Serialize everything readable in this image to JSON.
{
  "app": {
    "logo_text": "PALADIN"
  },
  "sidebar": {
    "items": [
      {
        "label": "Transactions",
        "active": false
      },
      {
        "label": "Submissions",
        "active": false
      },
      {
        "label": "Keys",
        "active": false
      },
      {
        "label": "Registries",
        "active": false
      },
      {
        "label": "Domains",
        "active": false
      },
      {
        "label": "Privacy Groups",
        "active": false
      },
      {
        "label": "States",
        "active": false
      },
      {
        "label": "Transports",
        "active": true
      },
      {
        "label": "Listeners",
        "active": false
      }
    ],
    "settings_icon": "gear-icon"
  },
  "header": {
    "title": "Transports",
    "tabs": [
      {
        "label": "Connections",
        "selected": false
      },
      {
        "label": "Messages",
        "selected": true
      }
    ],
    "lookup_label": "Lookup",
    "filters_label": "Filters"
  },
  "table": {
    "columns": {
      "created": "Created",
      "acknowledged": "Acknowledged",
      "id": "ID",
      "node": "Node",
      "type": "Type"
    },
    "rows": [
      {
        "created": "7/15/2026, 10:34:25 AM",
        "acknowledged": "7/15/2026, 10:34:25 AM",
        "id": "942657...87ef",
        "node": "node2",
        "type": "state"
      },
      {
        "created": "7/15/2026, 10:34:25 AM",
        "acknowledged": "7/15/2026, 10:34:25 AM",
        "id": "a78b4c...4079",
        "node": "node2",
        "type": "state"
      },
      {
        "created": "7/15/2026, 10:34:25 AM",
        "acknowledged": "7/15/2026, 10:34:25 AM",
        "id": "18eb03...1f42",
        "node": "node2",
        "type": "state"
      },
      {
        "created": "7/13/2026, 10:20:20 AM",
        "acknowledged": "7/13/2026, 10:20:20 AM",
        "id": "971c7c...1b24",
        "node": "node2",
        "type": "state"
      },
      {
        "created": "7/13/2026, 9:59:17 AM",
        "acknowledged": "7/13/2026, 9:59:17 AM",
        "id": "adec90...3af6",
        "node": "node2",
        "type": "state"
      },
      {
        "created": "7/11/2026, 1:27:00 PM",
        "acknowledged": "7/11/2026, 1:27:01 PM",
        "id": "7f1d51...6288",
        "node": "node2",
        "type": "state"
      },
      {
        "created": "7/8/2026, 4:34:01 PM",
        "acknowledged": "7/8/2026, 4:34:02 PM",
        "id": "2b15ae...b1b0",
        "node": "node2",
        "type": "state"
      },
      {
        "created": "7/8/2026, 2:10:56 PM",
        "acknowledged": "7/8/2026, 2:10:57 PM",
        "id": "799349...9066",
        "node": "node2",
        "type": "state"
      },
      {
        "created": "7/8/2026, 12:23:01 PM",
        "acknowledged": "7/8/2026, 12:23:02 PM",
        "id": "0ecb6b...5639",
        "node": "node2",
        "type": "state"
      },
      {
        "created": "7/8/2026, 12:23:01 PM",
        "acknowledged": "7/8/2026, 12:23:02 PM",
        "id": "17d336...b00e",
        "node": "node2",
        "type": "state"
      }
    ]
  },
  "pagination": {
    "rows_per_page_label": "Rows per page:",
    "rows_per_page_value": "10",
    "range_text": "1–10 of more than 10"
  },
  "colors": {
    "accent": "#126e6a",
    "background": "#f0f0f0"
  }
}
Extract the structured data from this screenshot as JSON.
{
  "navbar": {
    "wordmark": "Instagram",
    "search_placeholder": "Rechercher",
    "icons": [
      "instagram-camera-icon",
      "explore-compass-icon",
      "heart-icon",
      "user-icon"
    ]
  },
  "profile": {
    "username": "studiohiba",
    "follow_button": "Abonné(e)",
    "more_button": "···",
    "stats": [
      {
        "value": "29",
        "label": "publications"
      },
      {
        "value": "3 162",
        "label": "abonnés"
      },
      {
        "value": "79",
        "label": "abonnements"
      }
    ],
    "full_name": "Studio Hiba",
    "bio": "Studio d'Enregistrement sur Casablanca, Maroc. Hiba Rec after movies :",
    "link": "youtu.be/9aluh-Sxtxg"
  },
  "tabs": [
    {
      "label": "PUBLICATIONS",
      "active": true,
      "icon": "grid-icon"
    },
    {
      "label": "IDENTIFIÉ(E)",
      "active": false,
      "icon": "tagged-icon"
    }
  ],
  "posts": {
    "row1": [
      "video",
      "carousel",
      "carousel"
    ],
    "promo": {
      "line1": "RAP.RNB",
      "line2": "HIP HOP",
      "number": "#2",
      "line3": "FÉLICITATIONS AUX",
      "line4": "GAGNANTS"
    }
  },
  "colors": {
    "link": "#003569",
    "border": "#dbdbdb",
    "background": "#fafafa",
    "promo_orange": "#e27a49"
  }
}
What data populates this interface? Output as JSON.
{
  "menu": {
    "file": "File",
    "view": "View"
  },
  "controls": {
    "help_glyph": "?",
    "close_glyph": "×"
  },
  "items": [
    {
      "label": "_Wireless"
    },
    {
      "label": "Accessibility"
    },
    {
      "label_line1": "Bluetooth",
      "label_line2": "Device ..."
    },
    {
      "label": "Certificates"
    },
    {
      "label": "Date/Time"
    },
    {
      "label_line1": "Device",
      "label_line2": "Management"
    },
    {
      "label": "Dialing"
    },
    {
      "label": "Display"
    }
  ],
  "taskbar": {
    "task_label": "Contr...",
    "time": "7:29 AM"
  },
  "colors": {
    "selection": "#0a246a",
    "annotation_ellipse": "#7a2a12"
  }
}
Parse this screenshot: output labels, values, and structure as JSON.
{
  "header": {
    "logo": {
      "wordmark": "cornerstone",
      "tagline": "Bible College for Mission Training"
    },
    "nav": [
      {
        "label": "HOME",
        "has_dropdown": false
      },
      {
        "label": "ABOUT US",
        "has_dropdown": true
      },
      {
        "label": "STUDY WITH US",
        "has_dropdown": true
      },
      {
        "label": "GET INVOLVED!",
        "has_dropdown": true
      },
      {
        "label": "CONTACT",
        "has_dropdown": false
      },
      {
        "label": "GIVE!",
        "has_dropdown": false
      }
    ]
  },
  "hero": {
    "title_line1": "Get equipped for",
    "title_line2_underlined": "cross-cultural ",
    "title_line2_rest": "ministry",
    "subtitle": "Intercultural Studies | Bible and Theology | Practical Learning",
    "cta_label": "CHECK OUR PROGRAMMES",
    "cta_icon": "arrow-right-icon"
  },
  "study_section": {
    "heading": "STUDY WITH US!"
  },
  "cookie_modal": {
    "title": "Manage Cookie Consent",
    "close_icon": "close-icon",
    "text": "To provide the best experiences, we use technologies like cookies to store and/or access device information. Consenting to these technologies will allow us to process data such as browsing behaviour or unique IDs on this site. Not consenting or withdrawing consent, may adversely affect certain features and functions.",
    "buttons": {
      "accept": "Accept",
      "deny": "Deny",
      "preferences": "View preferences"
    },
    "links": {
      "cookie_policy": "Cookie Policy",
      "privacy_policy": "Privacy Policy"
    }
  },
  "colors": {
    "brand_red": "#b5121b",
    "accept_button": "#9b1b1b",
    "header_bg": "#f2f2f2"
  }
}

■ ■ ■ ■

Repeat all the entries word for word.

## Task output
Serialize everything readable in this image to JSON.
{
  "app": {
    "logo_text": "PALADIN"
  },
  "sidebar": {
    "items": [
      {
        "label": "Transactions",
        "active": false
      },
      {
        "label": "Submissions",
        "active": false
      },
      {
        "label": "Keys",
        "active": false
      },
      {
        "label": "Registries",
        "active": false
      },
      {
        "label": "Domains",
        "active": false
      },
      {
        "label": "Privacy Groups",
        "active": false
      },
      {
        "label": "States",
        "active": false
      },
      {
        "label": "Transports",
        "active": true
      },
      {
        "label": "Listeners",
        "active": false
      }
    ],
    "settings_icon": "gear-icon"
  },
  "header": {
    "title": "Transports",
    "tabs": [
      {
        "label": "Connections",
        "selected": false
      },
      {
        "label": "Messages",
        "selected": true
      }
    ],
    "lookup_label": "Lookup",
    "filters_label": "Filters"
  },
  "table": {
    "columns": {
      "created": "Created",
      "acknowledged": "Acknowledged",
      "id": "ID",
      "node": "Node",
      "type": "Type"
    },
    "rows": [
      {
        "created": "7/15/2026, 10:34:25 AM",
        "acknowledged": "7/15/2026, 10:34:25 AM",
        "id": "942657...87ef",
        "node": "node2",
        "type": "state"
      },
      {
        "created": "7/15/2026, 10:34:25 AM",
        "acknowledged": "7/15/2026, 10:34:25 AM",
        "id": "a78b4c...4079",
        "node": "node2",
        "type": "state"
      },
      {
        "created": "7/15/2026, 10:34:25 AM",
        "acknowledged": "7/15/2026, 10:34:25 AM",
        "id": "18eb03...1f42",
        "node": "node2",
        "type": "state"
      },
      {
        "created": "7/13/2026, 10:20:20 AM",
        "acknowledged": "7/13/2026, 10:20:20 AM",
        "id": "971c7c...1b24",
        "node": "node2",
        "type": "state"
      },
      {
        "created": "7/13/2026, 9:59:17 AM",
        "acknowledged": "7/13/2026, 9:59:17 AM",
        "id": "adec90...3af6",
        "node": "node2",
        "type": "state"
      },
      {
        "created": "7/11/2026, 1:27:00 PM",
        "acknowledged": "7/11/2026, 1:27:01 PM",
        "id": "7f1d51...6288",
        "node": "node2",
        "type": "state"
      },
      {
        "created": "7/8/2026, 4:34:01 PM",
        "acknowledged": "7/8/2026, 4:34:02 PM",
        "id": "2b15ae...b1b0",
        "node": "node2",
        "type": "state"
      },
      {
        "created": "7/8/2026, 2:10:56 PM",
        "acknowledged": "7/8/2026, 2:10:57 PM",
        "id": "799349...9066",
        "node": "node2",
        "type": "state"
      },
      {
        "created": "7/8/2026, 12:23:01 PM",
        "acknowledged": "7/8/2026, 12:23:02 PM",
        "id": "0ecb6b...5639",
        "node": "node2",
        "type": "state"
      },
      {
        "created": "7/8/2026, 12:23:01 PM",
        "acknowledged": "7/8/2026, 12:23:02 PM",
        "id": "17d336...b00e",
        "node": "node2",
        "type": "state"
      }
    ]
  },
  "pagination": {
    "rows_per_page_label": "Rows per page:",
    "rows_per_page_value": "10",
    "range_text": "1–10 of more than 10"
  },
  "colors": {
    "accent": "#126e6a",
    "background": "#f0f0f0"
  }
}
Extract the structured data from this screenshot as JSON.
{
  "navbar": {
    "wordmark": "Instagram",
    "search_placeholder": "Rechercher",
    "icons": [
      "instagram-camera-icon",
      "explore-compass-icon",
      "heart-icon",
      "user-icon"
    ]
  },
  "profile": {
    "username": "studiohiba",
    "follow_button": "Abonné(e)",
    "more_button": "···",
    "stats": [
      {
        "value": "29",
        "label": "publications"
      },
      {
        "value": "3 162",
        "label": "abonnés"
      },
      {
        "value": "79",
        "label": "abonnements"
      }
    ],
    "full_name": "Studio Hiba",
    "bio": "Studio d'Enregistrement sur Casablanca, Maroc. Hiba Rec after movies :",
    "link": "youtu.be/9aluh-Sxtxg"
  },
  "tabs": [
    {
      "label": "PUBLICATIONS",
      "active": true,
      "icon": "grid-icon"
    },
    {
      "label": "IDENTIFIÉ(E)",
      "active": false,
      "icon": "tagged-icon"
    }
  ],
  "posts": {
    "row1": [
      "video",
      "carousel",
      "carousel"
    ],
    "promo": {
      "line1": "RAP.RNB",
      "line2": "HIP HOP",
      "number": "#2",
      "line3": "FÉLICITATIONS AUX",
      "line4": "GAGNANTS"
    }
  },
  "colors": {
    "link": "#003569",
    "border": "#dbdbdb",
    "background": "#fafafa",
    "promo_orange": "#e27a49"
  }
}
What data populates this interface? Output as JSON.
{
  "menu": {
    "file": "File",
    "view": "View"
  },
  "controls": {
    "help_glyph": "?",
    "close_glyph": "×"
  },
  "items": [
    {
      "label": "_Wireless"
    },
    {
      "label": "Accessibility"
    },
    {
      "label_line1": "Bluetooth",
      "label_line2": "Device ..."
    },
    {
      "label": "Certificates"
    },
    {
      "label": "Date/Time"
    },
    {
      "label_line1": "Device",
      "label_line2": "Management"
    },
    {
      "label": "Dialing"
    },
    {
      "label": "Display"
    }
  ],
  "taskbar": {
    "task_label": "Contr...",
    "time": "7:29 AM"
  },
  "colors": {
    "selection": "#0a246a",
    "annotation_ellipse": "#7a2a12"
  }
}
Parse this screenshot: output labels, values, and structure as JSON.
{
  "header": {
    "logo": {
      "wordmark": "cornerstone",
      "tagline": "Bible College for Mission Training"
    },
    "nav": [
      {
        "label": "HOME",
        "has_dropdown": false
      },
      {
        "label": "ABOUT US",
        "has_dropdown": true
      },
      {
        "label": "STUDY WITH US",
        "has_dropdown": true
      },
      {
        "label": "GET INVOLVED!",
        "has_dropdown": true
      },
      {
        "label": "CONTACT",
        "has_dropdown": false
      },
      {
        "label": "GIVE!",
        "has_dropdown": false
      }
    ]
  },
  "hero": {
    "title_line1": "Get equipped for",
    "title_line2_underlined": "cross-cultural ",
    "title_line2_rest": "ministry",
    "subtitle": "Intercultural Studies | Bible and Theology | Practical Learning",
    "cta_label": "CHECK OUR PROGRAMMES",
    "cta_icon": "arrow-right-icon"
  },
  "study_section": {
    "heading": "STUDY WITH US!"
  },
  "cookie_modal": {
    "title": "Manage Cookie Consent",
    "close_icon": "close-icon",
    "text": "To provide the best experiences, we use technologies like cookies to store and/or access device information. Consenting to these technologies will allow us to process data such as browsing behaviour or unique IDs on this site. Not consenting or withdrawing consent, may adversely affect certain features and functions.",
    "buttons": {
      "accept": "Accept",
      "deny": "Deny",
      "preferences": "View preferences"
    },
    "links": {
      "cookie_policy": "Cookie Policy",
      "privacy_policy": "Privacy Policy"
    }
  },
  "colors": {
    "brand_red": "#b5121b",
    "accept_button": "#9b1b1b",
    "header_bg": "#f2f2f2"
  }
}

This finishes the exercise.